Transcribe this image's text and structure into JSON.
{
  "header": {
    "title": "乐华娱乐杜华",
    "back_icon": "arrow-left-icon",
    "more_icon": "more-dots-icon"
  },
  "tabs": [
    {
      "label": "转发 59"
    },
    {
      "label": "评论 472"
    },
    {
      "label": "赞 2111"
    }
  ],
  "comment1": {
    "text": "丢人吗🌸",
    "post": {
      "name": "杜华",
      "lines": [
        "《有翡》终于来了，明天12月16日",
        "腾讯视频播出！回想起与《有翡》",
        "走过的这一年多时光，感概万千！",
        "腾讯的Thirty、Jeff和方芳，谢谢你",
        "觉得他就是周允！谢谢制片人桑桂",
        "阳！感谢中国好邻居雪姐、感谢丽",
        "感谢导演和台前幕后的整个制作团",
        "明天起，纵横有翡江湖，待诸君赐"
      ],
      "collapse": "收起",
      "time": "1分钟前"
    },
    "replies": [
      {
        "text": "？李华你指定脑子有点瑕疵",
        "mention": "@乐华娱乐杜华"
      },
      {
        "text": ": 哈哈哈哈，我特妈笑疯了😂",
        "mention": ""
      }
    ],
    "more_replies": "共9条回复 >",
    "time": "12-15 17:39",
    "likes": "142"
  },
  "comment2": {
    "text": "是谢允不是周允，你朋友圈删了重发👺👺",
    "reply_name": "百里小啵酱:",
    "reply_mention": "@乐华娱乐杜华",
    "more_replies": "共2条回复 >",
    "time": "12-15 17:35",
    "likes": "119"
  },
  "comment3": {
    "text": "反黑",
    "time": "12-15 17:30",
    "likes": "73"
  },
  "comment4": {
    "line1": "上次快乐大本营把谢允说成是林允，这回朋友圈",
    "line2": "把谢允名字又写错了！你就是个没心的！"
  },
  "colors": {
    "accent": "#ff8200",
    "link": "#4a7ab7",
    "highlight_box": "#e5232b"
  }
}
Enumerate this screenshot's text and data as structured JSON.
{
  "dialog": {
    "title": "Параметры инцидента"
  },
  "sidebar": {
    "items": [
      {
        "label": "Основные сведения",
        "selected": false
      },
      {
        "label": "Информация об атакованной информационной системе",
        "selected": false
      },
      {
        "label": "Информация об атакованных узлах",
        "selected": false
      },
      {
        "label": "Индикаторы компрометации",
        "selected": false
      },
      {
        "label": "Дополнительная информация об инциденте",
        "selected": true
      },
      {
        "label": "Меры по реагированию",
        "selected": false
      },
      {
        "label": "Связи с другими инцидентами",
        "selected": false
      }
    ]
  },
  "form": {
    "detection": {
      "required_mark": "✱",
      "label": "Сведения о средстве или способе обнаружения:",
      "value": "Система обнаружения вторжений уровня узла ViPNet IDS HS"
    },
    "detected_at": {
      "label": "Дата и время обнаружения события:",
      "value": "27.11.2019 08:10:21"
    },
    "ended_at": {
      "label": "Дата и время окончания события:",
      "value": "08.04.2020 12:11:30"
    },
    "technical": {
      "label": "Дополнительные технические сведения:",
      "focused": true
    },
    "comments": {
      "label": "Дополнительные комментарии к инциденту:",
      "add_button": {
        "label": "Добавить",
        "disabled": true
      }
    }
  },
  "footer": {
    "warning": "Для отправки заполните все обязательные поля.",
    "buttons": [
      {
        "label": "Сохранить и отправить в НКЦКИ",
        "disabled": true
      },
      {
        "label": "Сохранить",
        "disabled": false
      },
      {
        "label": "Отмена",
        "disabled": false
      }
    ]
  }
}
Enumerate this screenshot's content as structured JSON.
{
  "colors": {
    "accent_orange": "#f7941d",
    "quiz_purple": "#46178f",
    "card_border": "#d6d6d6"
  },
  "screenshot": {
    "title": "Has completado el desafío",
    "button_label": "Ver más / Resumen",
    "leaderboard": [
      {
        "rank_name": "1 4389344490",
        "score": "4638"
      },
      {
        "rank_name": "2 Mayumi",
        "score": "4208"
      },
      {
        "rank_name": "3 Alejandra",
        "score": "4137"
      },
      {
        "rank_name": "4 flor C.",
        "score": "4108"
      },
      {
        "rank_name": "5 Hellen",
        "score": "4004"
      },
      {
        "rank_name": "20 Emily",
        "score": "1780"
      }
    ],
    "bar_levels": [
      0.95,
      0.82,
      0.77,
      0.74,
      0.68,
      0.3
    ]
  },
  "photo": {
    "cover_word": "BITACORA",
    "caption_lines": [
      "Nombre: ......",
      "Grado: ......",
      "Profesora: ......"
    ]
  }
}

_Given instruction_.
Write down only the number of lines that contain the string "time" in the listing.

_Result for this exercise_.
4